## CHALLENGE
Find the string "вещества" in the listing and report every line that has it.

================================

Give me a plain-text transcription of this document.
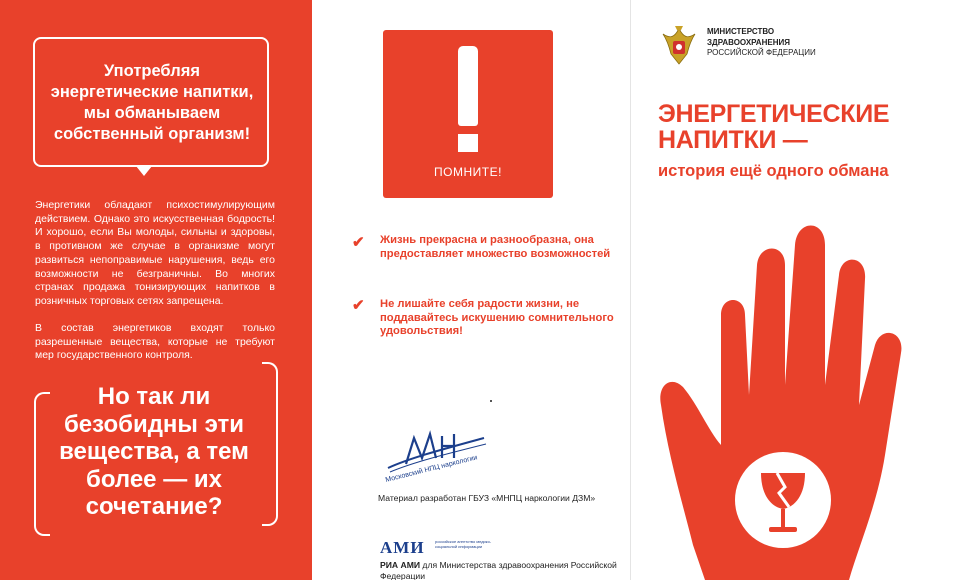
Употребляя энергетические напитки, мы обманываем собственный организм!
Энергетики обладают психостимулирующим действием. Однако это искусственная бодрость! И хорошо, если Вы молоды, сильны и здоровы, в противном же случае в организме могут развиться непоправимые нарушения, ведь его возможности не безграничны. Во многих странах продажа тонизирующих напитков в розничных торговых сетях запрещена.
В состав энергетиков входят только разрешенные вещества, которые не требуют мер государственного контроля.
Но так ли безобидны эти вещества, а тем более — их сочетание?
ПОМНИТЕ!
✔ Жизнь прекрасна и разнообразна, она предоставляет множество возможностей
✔ Не лишайте себя радости жизни, не поддавайтесь искушению сомнительного удовольствия!
Московский НПЦ наркологии
Материал разработан ГБУЗ «МНПЦ наркологии ДЗМ»
АМИ	российское агентство медико-социальной информации
РИА АМИ для Министерства здравоохранения Российской Федерации
МИНИСТЕРСТВО
ЗДРАВООХРАНЕНИЯ
РОССИЙСКОЙ ФЕДЕРАЦИИ
ЭНЕРГЕТИЧЕСКИЕ НАПИТКИ —
история ещё одного обмана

================================

## COMPLETED EXERCISE
В состав энергетиков входят только разрешенные вещества, которые не требуют мер государственного контроля.
Но так ли безобидны эти вещества, а тем более — их сочетание?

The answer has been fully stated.